Records:

==========

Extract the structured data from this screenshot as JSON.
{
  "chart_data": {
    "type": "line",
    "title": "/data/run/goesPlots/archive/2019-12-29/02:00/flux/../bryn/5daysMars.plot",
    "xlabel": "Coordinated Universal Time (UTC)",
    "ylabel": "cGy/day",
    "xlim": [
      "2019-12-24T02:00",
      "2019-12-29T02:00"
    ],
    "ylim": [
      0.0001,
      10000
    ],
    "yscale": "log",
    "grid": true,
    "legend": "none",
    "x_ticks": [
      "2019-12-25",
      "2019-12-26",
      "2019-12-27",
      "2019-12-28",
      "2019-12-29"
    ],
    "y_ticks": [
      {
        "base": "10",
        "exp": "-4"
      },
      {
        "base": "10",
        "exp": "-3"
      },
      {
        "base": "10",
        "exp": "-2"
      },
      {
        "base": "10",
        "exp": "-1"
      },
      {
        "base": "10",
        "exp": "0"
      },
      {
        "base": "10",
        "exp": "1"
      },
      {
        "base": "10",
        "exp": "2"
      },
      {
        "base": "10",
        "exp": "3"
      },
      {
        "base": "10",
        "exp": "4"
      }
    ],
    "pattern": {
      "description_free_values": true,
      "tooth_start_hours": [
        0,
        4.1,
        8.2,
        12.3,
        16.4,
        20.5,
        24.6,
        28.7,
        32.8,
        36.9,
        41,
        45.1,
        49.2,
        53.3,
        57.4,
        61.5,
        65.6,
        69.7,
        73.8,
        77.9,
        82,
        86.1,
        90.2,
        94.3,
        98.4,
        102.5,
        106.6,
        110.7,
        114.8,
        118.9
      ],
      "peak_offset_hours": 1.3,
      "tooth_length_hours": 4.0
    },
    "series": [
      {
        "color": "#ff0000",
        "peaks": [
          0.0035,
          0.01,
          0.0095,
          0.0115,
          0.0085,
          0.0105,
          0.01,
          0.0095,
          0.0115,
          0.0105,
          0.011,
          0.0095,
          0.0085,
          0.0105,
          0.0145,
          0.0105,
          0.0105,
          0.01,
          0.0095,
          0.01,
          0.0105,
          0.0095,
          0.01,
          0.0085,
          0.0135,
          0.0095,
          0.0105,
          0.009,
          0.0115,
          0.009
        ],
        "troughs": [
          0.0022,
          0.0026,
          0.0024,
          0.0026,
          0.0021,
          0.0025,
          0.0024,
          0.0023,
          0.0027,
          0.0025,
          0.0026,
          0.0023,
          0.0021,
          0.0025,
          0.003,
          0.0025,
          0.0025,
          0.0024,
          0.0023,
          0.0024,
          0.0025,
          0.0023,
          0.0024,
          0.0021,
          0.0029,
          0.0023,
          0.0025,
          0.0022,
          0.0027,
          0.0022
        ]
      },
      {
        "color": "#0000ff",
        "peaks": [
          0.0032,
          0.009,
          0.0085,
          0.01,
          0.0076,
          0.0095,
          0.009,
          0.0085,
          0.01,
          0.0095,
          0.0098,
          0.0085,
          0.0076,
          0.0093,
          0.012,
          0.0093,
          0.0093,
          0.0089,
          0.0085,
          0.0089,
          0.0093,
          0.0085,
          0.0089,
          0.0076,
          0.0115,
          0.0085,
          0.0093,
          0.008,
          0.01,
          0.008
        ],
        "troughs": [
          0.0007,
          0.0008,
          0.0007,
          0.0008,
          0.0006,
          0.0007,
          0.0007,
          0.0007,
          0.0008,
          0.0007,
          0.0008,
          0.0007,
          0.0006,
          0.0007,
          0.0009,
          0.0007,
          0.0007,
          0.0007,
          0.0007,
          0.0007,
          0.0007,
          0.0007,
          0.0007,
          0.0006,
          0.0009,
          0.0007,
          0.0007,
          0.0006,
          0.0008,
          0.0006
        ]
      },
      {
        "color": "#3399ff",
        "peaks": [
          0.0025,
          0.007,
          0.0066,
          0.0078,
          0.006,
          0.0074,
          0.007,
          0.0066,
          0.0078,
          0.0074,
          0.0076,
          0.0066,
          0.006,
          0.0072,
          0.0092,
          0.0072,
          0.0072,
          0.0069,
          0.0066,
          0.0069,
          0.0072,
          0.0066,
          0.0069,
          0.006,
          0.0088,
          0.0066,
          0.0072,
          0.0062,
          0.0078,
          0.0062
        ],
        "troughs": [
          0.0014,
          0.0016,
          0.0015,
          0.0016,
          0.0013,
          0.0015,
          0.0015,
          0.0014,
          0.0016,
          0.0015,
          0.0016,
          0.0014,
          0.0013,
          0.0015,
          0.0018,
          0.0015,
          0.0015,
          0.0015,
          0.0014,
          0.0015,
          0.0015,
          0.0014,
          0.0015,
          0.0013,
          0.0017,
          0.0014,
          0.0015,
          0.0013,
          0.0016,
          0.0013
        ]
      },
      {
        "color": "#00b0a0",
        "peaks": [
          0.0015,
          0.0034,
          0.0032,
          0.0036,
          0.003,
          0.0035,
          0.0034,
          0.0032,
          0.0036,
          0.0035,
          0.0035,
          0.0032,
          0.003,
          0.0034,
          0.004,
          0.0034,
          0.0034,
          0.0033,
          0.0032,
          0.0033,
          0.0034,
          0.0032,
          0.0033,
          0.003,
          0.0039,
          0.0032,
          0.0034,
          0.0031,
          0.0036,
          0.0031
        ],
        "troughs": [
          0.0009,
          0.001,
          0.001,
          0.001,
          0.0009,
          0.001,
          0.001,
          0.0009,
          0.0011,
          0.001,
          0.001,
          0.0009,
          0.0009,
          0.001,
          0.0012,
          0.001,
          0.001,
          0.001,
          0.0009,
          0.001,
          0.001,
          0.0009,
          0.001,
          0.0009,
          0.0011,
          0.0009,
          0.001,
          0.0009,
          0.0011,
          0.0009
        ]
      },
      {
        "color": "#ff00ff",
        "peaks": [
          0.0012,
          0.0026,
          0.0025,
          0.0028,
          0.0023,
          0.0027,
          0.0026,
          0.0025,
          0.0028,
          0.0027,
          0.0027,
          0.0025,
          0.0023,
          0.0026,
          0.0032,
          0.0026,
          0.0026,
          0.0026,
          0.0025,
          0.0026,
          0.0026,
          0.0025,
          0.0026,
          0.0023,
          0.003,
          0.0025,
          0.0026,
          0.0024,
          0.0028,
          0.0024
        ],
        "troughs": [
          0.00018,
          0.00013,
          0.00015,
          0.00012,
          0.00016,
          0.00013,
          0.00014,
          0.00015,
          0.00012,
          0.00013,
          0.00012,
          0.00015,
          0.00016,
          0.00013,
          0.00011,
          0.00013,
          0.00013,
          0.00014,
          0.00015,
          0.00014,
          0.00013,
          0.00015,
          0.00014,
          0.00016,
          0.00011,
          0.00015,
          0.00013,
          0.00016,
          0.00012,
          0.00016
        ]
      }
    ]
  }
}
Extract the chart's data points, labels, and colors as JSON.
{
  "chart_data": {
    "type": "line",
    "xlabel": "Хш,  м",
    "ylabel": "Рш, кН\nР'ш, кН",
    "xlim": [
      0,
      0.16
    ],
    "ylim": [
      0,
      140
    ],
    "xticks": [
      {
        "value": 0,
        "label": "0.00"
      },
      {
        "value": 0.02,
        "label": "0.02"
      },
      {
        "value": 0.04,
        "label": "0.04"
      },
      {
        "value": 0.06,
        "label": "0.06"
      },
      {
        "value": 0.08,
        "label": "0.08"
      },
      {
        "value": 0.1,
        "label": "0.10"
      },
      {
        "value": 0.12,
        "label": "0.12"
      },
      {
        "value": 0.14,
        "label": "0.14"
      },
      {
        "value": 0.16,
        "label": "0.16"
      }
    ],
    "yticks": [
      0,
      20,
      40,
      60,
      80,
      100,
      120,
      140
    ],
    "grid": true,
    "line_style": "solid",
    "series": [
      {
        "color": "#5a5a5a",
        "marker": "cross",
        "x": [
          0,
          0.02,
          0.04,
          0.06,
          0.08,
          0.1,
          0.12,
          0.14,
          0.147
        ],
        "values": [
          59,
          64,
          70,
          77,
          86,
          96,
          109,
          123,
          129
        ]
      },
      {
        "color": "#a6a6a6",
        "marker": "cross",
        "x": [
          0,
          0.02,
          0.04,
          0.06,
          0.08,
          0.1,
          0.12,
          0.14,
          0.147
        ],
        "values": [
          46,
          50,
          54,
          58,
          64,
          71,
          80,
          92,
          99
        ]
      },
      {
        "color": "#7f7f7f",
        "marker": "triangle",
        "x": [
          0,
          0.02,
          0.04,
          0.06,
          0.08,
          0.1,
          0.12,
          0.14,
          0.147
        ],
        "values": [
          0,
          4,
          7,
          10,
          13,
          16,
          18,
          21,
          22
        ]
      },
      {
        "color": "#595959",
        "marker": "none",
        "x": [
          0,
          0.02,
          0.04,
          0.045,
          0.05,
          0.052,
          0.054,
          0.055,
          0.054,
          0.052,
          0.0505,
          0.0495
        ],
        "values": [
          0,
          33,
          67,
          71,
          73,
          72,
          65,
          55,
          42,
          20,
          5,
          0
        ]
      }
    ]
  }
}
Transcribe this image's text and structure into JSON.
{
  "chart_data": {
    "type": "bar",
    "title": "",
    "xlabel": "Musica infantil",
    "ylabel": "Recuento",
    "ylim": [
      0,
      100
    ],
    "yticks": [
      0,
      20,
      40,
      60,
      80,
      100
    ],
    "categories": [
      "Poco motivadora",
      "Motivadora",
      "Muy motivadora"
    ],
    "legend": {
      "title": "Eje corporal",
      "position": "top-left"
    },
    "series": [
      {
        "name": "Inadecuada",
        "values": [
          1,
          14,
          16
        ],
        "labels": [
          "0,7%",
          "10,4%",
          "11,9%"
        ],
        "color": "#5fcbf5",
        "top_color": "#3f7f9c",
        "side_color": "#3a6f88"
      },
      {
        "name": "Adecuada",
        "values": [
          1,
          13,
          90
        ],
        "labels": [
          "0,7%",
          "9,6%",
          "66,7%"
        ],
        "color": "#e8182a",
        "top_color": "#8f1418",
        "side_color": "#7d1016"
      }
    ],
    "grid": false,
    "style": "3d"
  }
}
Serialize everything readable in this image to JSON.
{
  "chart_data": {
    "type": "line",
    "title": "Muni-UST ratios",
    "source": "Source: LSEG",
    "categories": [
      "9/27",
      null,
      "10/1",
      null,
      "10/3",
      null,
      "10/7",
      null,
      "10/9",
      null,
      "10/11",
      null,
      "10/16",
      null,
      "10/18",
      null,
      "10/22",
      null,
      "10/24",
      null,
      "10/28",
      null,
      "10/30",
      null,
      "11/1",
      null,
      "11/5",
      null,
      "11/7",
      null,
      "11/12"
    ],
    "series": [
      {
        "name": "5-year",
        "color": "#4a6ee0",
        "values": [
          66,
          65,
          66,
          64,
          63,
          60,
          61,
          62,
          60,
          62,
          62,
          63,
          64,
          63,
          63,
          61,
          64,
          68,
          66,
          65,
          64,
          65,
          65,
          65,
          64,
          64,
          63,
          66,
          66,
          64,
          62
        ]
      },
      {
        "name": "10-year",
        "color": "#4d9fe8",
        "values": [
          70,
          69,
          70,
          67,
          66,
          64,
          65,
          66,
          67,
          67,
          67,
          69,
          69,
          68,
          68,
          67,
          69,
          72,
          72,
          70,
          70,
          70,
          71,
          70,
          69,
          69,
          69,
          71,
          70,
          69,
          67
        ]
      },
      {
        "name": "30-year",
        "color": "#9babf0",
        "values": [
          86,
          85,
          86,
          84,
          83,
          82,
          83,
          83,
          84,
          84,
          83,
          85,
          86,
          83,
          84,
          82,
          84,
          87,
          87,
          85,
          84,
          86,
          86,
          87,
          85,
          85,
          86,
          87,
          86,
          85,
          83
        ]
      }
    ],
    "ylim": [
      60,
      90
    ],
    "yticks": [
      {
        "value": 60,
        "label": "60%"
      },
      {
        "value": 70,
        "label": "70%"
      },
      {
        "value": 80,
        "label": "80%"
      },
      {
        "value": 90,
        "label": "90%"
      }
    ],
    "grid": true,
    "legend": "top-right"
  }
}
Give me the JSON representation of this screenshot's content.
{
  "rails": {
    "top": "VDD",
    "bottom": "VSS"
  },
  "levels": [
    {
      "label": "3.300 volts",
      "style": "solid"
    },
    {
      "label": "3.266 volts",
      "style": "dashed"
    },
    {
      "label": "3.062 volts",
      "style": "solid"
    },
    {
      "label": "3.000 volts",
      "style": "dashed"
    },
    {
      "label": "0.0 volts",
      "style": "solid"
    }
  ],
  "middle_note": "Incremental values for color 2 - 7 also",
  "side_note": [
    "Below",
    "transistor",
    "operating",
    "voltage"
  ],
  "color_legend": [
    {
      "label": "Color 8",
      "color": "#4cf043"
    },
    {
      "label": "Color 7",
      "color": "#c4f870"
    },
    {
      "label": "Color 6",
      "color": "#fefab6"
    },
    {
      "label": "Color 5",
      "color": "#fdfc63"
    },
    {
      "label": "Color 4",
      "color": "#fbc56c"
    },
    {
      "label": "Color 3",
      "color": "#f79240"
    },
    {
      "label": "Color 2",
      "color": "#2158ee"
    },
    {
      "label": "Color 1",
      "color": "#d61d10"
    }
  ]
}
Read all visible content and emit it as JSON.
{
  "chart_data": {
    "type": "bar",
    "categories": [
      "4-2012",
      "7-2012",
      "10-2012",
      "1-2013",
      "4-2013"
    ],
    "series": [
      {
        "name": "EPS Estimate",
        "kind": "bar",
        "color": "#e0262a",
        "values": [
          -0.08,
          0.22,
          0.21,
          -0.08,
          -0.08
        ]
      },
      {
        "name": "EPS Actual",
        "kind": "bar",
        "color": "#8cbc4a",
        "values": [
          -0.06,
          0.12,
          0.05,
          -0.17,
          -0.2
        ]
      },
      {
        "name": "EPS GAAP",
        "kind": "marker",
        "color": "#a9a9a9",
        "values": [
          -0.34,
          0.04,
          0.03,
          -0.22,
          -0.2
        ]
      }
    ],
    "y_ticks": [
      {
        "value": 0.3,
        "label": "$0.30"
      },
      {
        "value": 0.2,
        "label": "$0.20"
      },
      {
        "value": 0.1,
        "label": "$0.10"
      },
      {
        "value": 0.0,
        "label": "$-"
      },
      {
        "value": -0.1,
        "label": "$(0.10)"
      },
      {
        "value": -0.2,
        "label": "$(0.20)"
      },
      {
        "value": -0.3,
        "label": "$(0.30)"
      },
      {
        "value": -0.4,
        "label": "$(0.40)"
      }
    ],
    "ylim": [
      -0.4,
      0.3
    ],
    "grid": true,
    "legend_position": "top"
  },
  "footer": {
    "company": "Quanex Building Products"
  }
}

==========

What you should do:
Find every line above that contains the word "ylabel", and return each one.

Problem solution:
    "ylabel": "cGy/day",
    "ylabel": "Рш, кН\nР'ш, кН",
    "ylabel": "Recuento",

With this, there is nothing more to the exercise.